EXERCISE AIM: Return each entry exactly, omitting nothing.

THE INPUT:
◆ ◆ ◆ ◆ ◆ ◆ ◆
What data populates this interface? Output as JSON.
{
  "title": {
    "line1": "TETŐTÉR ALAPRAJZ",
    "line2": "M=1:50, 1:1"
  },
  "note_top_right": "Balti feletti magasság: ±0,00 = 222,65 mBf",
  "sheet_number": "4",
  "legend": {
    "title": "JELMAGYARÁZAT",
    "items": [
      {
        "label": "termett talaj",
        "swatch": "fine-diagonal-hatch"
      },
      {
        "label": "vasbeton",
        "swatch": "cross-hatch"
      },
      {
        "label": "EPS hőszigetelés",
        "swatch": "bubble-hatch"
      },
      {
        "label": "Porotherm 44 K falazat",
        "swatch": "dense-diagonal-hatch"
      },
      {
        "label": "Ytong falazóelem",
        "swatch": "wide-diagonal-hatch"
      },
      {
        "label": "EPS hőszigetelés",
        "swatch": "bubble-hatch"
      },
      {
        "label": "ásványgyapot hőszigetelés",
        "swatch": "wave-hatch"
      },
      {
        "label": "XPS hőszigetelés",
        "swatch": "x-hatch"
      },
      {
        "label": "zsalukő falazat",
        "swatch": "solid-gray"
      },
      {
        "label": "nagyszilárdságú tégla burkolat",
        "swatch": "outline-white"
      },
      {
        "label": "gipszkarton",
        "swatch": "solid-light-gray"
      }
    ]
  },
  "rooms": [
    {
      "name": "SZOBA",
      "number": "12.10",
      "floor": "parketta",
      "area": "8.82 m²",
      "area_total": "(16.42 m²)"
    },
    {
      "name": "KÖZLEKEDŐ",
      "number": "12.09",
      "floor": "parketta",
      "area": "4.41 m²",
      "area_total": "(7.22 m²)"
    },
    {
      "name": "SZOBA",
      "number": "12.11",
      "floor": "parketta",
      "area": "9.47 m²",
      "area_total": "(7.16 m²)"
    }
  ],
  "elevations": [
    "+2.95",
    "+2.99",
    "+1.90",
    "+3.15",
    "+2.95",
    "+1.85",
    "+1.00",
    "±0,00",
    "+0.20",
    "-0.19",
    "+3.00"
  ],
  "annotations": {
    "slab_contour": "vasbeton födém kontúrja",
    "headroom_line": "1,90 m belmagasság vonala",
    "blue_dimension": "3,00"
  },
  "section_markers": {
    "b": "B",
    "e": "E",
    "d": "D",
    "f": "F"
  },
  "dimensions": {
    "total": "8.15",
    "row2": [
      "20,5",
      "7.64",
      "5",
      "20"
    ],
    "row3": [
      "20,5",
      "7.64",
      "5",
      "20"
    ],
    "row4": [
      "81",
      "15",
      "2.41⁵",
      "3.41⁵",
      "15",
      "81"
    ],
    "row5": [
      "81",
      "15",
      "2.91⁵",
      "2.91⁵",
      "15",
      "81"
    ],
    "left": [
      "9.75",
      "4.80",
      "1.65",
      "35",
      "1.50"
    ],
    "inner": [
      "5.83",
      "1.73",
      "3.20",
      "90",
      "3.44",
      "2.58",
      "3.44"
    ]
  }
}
◆ ◆ ◆ ◆ ◆ ◆ ◆
THE RESULT:
What data populates this interface? Output as JSON.
{
  "title": {
    "line1": "TETŐTÉR ALAPRAJZ",
    "line2": "M=1:50, 1:1"
  },
  "note_top_right": "Balti feletti magasság: ±0,00 = 222,65 mBf",
  "sheet_number": "4",
  "legend": {
    "title": "JELMAGYARÁZAT",
    "items": [
      {
        "label": "termett talaj",
        "swatch": "fine-diagonal-hatch"
      },
      {
        "label": "vasbeton",
        "swatch": "cross-hatch"
      },
      {
        "label": "EPS hőszigetelés",
        "swatch": "bubble-hatch"
      },
      {
        "label": "Porotherm 44 K falazat",
        "swatch": "dense-diagonal-hatch"
      },
      {
        "label": "Ytong falazóelem",
        "swatch": "wide-diagonal-hatch"
      },
      {
        "label": "EPS hőszigetelés",
        "swatch": "bubble-hatch"
      },
      {
        "label": "ásványgyapot hőszigetelés",
        "swatch": "wave-hatch"
      },
      {
        "label": "XPS hőszigetelés",
        "swatch": "x-hatch"
      },
      {
        "label": "zsalukő falazat",
        "swatch": "solid-gray"
      },
      {
        "label": "nagyszilárdságú tégla burkolat",
        "swatch": "outline-white"
      },
      {
        "label": "gipszkarton",
        "swatch": "solid-light-gray"
      }
    ]
  },
  "rooms": [
    {
      "name": "SZOBA",
      "number": "12.10",
      "floor": "parketta",
      "area": "8.82 m²",
      "area_total": "(16.42 m²)"
    },
    {
      "name": "KÖZLEKEDŐ",
      "number": "12.09",
      "floor": "parketta",
      "area": "4.41 m²",
      "area_total": "(7.22 m²)"
    },
    {
      "name": "SZOBA",
      "number": "12.11",
      "floor": "parketta",
      "area": "9.47 m²",
      "area_total": "(7.16 m²)"
    }
  ],
  "elevations": [
    "+2.95",
    "+2.99",
    "+1.90",
    "+3.15",
    "+2.95",
    "+1.85",
    "+1.00",
    "±0,00",
    "+0.20",
    "-0.19",
    "+3.00"
  ],
  "annotations": {
    "slab_contour": "vasbeton födém kontúrja",
    "headroom_line": "1,90 m belmagasság vonala",
    "blue_dimension": "3,00"
  },
  "section_markers": {
    "b": "B",
    "e": "E",
    "d": "D",
    "f": "F"
  },
  "dimensions": {
    "total": "8.15",
    "row2": [
      "20,5",
      "7.64",
      "5",
      "20"
    ],
    "row3": [
      "20,5",
      "7.64",
      "5",
      "20"
    ],
    "row4": [
      "81",
      "15",
      "2.41⁵",
      "3.41⁵",
      "15",
      "81"
    ],
    "row5": [
      "81",
      "15",
      "2.91⁵",
      "2.91⁵",
      "15",
      "81"
    ],
    "left": [
      "9.75",
      "4.80",
      "1.65",
      "35",
      "1.50"
    ],
    "inner": [
      "5.83",
      "1.73",
      "3.20",
      "90",
      "3.44",
      "2.58",
      "3.44"
    ]
  }
}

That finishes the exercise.